____ Data entries

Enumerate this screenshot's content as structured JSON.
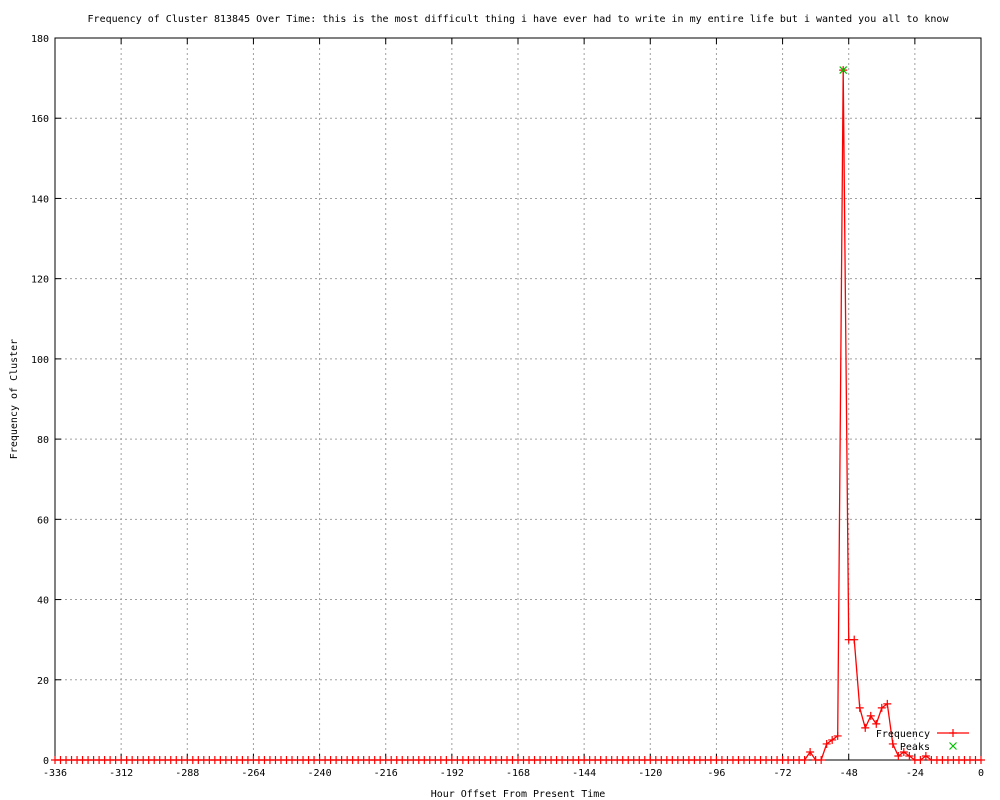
{
  "chart_data": {
    "type": "line",
    "title": "Frequency of Cluster 813845 Over Time: this is the most difficult thing i have ever had to write in my entire life but i wanted you all to know",
    "xlabel": "Hour Offset From Present Time",
    "ylabel": "Frequency of Cluster",
    "xlim": [
      -336,
      0
    ],
    "ylim": [
      0,
      180
    ],
    "xticks": [
      -336,
      -312,
      -288,
      -264,
      -240,
      -216,
      -192,
      -168,
      -144,
      -120,
      -96,
      -72,
      -48,
      -24,
      0
    ],
    "yticks": [
      0,
      20,
      40,
      60,
      80,
      100,
      120,
      140,
      160,
      180
    ],
    "grid": true,
    "legend_position": "bottom-right",
    "series": [
      {
        "name": "Frequency",
        "color": "#ff0000",
        "marker": "plus",
        "x": [
          -336,
          -334,
          -332,
          -330,
          -328,
          -326,
          -324,
          -322,
          -320,
          -318,
          -316,
          -314,
          -312,
          -310,
          -308,
          -306,
          -304,
          -302,
          -300,
          -298,
          -296,
          -294,
          -292,
          -290,
          -288,
          -286,
          -284,
          -282,
          -280,
          -278,
          -276,
          -274,
          -272,
          -270,
          -268,
          -266,
          -264,
          -262,
          -260,
          -258,
          -256,
          -254,
          -252,
          -250,
          -248,
          -246,
          -244,
          -242,
          -240,
          -238,
          -236,
          -234,
          -232,
          -230,
          -228,
          -226,
          -224,
          -222,
          -220,
          -218,
          -216,
          -214,
          -212,
          -210,
          -208,
          -206,
          -204,
          -202,
          -200,
          -198,
          -196,
          -194,
          -192,
          -190,
          -188,
          -186,
          -184,
          -182,
          -180,
          -178,
          -176,
          -174,
          -172,
          -170,
          -168,
          -166,
          -164,
          -162,
          -160,
          -158,
          -156,
          -154,
          -152,
          -150,
          -148,
          -146,
          -144,
          -142,
          -140,
          -138,
          -136,
          -134,
          -132,
          -130,
          -128,
          -126,
          -124,
          -122,
          -120,
          -118,
          -116,
          -114,
          -112,
          -110,
          -108,
          -106,
          -104,
          -102,
          -100,
          -98,
          -96,
          -94,
          -92,
          -90,
          -88,
          -86,
          -84,
          -82,
          -80,
          -78,
          -76,
          -74,
          -72,
          -70,
          -68,
          -66,
          -64,
          -62,
          -60,
          -58,
          -56,
          -54,
          -52,
          -50,
          -48,
          -46,
          -44,
          -42,
          -40,
          -38,
          -36,
          -34,
          -32,
          -30,
          -28,
          -26,
          -24,
          -22,
          -20,
          -18,
          -16,
          -14,
          -12,
          -10,
          -8,
          -6,
          -4,
          -2,
          0
        ],
        "y": [
          0,
          0,
          0,
          0,
          0,
          0,
          0,
          0,
          0,
          0,
          0,
          0,
          0,
          0,
          0,
          0,
          0,
          0,
          0,
          0,
          0,
          0,
          0,
          0,
          0,
          0,
          0,
          0,
          0,
          0,
          0,
          0,
          0,
          0,
          0,
          0,
          0,
          0,
          0,
          0,
          0,
          0,
          0,
          0,
          0,
          0,
          0,
          0,
          0,
          0,
          0,
          0,
          0,
          0,
          0,
          0,
          0,
          0,
          0,
          0,
          0,
          0,
          0,
          0,
          0,
          0,
          0,
          0,
          0,
          0,
          0,
          0,
          0,
          0,
          0,
          0,
          0,
          0,
          0,
          0,
          0,
          0,
          0,
          0,
          0,
          0,
          0,
          0,
          0,
          0,
          0,
          0,
          0,
          0,
          0,
          0,
          0,
          0,
          0,
          0,
          0,
          0,
          0,
          0,
          0,
          0,
          0,
          0,
          0,
          0,
          0,
          0,
          0,
          0,
          0,
          0,
          0,
          0,
          0,
          0,
          0,
          0,
          0,
          0,
          0,
          0,
          0,
          0,
          0,
          0,
          0,
          0,
          0,
          0,
          0,
          0,
          0,
          2,
          0,
          0,
          4,
          5,
          6,
          172,
          30,
          30,
          13,
          8,
          11,
          9,
          13,
          14,
          4,
          1,
          2,
          1,
          0,
          0,
          1,
          0,
          0,
          0,
          0,
          0,
          0,
          0,
          0,
          0,
          0
        ]
      },
      {
        "name": "Peaks",
        "color": "#00c000",
        "marker": "cross",
        "x": [
          -50
        ],
        "y": [
          172
        ]
      }
    ]
  }
}
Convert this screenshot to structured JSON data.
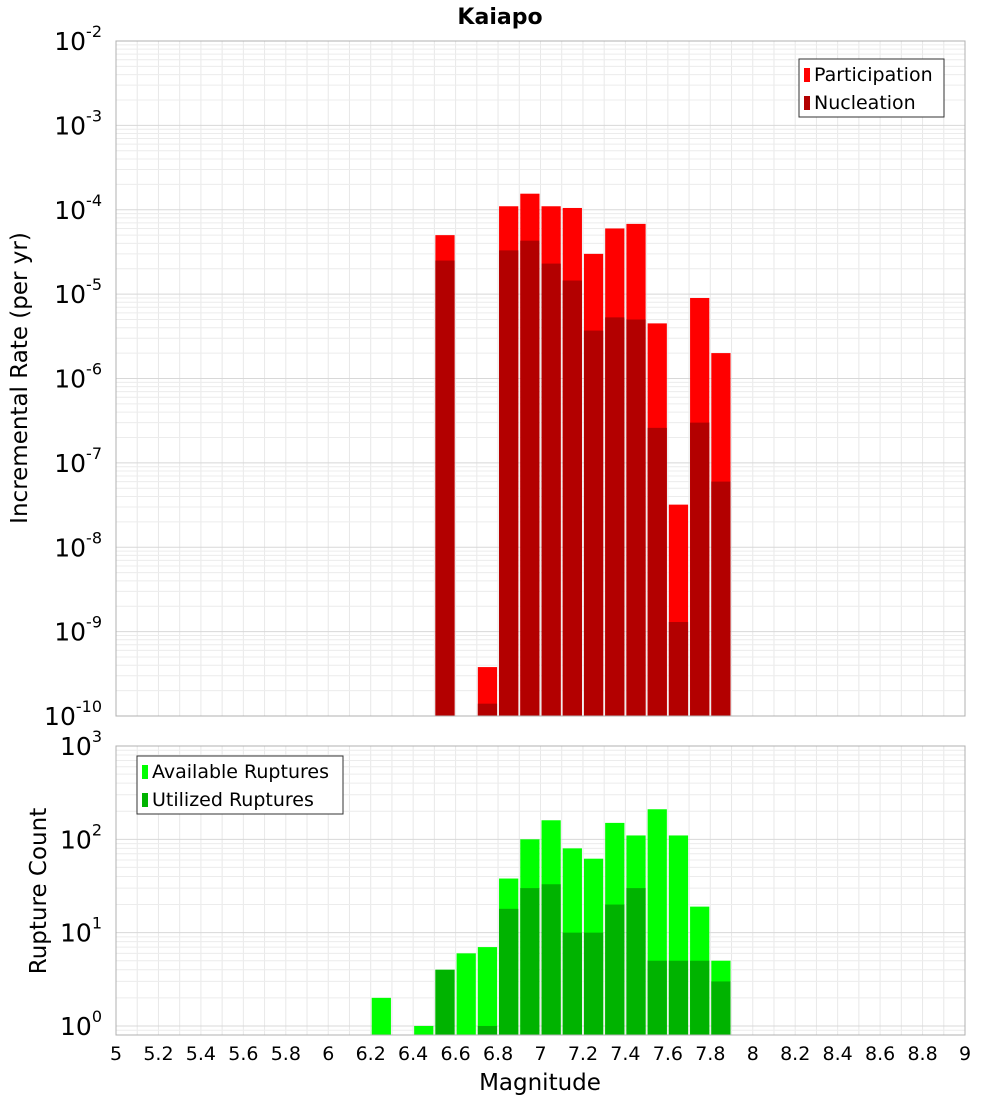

________

### [Required task]
Select every line above that contains the word "screenshot", and copy it.

### [Completed task]
Enumerate this screenshot's content as structured JSON.
Convert this screenshot to structured JSON data.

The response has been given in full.